Start Stored rows
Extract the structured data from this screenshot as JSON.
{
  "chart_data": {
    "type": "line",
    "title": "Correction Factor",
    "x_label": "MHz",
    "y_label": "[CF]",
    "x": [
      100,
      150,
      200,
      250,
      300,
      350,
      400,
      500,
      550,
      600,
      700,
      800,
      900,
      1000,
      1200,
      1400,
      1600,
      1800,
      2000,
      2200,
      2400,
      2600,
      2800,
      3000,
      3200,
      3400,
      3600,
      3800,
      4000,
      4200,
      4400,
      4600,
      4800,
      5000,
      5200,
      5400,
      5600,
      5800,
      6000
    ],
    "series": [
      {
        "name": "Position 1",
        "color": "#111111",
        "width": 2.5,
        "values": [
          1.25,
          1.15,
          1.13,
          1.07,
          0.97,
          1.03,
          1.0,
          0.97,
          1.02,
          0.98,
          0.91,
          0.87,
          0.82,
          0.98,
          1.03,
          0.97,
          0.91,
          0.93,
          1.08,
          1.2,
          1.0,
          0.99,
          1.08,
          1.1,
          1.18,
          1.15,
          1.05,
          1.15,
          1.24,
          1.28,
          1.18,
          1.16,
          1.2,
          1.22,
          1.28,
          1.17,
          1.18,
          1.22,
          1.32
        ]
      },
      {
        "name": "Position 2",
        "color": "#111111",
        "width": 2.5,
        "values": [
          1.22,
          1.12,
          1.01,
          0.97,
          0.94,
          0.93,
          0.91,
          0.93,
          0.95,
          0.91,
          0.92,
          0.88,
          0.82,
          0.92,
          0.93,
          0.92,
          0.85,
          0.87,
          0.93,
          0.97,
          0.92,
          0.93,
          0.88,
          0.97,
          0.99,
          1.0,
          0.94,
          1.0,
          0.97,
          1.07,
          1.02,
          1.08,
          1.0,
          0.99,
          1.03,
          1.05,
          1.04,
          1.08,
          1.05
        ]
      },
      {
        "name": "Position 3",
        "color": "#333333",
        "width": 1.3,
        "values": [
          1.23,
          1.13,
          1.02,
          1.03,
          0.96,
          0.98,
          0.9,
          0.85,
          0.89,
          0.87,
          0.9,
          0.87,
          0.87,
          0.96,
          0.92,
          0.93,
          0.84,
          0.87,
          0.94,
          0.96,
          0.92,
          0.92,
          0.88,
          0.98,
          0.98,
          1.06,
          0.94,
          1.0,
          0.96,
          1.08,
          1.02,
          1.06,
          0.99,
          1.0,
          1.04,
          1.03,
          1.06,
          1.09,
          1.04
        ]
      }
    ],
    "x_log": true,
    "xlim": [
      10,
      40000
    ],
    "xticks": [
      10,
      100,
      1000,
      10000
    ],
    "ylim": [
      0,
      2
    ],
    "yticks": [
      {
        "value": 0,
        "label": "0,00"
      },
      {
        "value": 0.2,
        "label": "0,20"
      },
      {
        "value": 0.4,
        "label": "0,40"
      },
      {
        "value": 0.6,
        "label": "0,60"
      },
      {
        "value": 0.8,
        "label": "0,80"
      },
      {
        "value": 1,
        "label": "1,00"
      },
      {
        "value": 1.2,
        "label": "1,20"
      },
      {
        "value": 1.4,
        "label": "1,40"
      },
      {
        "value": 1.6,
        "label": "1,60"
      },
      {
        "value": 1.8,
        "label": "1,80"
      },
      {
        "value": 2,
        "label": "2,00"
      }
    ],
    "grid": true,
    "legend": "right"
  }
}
End Stored rows
What is needed: The full set of records should be duplicated exactly.

Exercise output:
Extract the structured data from this screenshot as JSON.
{
  "chart_data": {
    "type": "line",
    "title": "Correction Factor",
    "x_label": "MHz",
    "y_label": "[CF]",
    "x": [
      100,
      150,
      200,
      250,
      300,
      350,
      400,
      500,
      550,
      600,
      700,
      800,
      900,
      1000,
      1200,
      1400,
      1600,
      1800,
      2000,
      2200,
      2400,
      2600,
      2800,
      3000,
      3200,
      3400,
      3600,
      3800,
      4000,
      4200,
      4400,
      4600,
      4800,
      5000,
      5200,
      5400,
      5600,
      5800,
      6000
    ],
    "series": [
      {
        "name": "Position 1",
        "color": "#111111",
        "width": 2.5,
        "values": [
          1.25,
          1.15,
          1.13,
          1.07,
          0.97,
          1.03,
          1.0,
          0.97,
          1.02,
          0.98,
          0.91,
          0.87,
          0.82,
          0.98,
          1.03,
          0.97,
          0.91,
          0.93,
          1.08,
          1.2,
          1.0,
          0.99,
          1.08,
          1.1,
          1.18,
          1.15,
          1.05,
          1.15,
          1.24,
          1.28,
          1.18,
          1.16,
          1.2,
          1.22,
          1.28,
          1.17,
          1.18,
          1.22,
          1.32
        ]
      },
      {
        "name": "Position 2",
        "color": "#111111",
        "width": 2.5,
        "values": [
          1.22,
          1.12,
          1.01,
          0.97,
          0.94,
          0.93,
          0.91,
          0.93,
          0.95,
          0.91,
          0.92,
          0.88,
          0.82,
          0.92,
          0.93,
          0.92,
          0.85,
          0.87,
          0.93,
          0.97,
          0.92,
          0.93,
          0.88,
          0.97,
          0.99,
          1.0,
          0.94,
          1.0,
          0.97,
          1.07,
          1.02,
          1.08,
          1.0,
          0.99,
          1.03,
          1.05,
          1.04,
          1.08,
          1.05
        ]
      },
      {
        "name": "Position 3",
        "color": "#333333",
        "width": 1.3,
        "values": [
          1.23,
          1.13,
          1.02,
          1.03,
          0.96,
          0.98,
          0.9,
          0.85,
          0.89,
          0.87,
          0.9,
          0.87,
          0.87,
          0.96,
          0.92,
          0.93,
          0.84,
          0.87,
          0.94,
          0.96,
          0.92,
          0.92,
          0.88,
          0.98,
          0.98,
          1.06,
          0.94,
          1.0,
          0.96,
          1.08,
          1.02,
          1.06,
          0.99,
          1.0,
          1.04,
          1.03,
          1.06,
          1.09,
          1.04
        ]
      }
    ],
    "x_log": true,
    "xlim": [
      10,
      40000
    ],
    "xticks": [
      10,
      100,
      1000,
      10000
    ],
    "ylim": [
      0,
      2
    ],
    "yticks": [
      {
        "value": 0,
        "label": "0,00"
      },
      {
        "value": 0.2,
        "label": "0,20"
      },
      {
        "value": 0.4,
        "label": "0,40"
      },
      {
        "value": 0.6,
        "label": "0,60"
      },
      {
        "value": 0.8,
        "label": "0,80"
      },
      {
        "value": 1,
        "label": "1,00"
      },
      {
        "value": 1.2,
        "label": "1,20"
      },
      {
        "value": 1.4,
        "label": "1,40"
      },
      {
        "value": 1.6,
        "label": "1,60"
      },
      {
        "value": 1.8,
        "label": "1,80"
      },
      {
        "value": 2,
        "label": "2,00"
      }
    ],
    "grid": true,
    "legend": "right"
  }
}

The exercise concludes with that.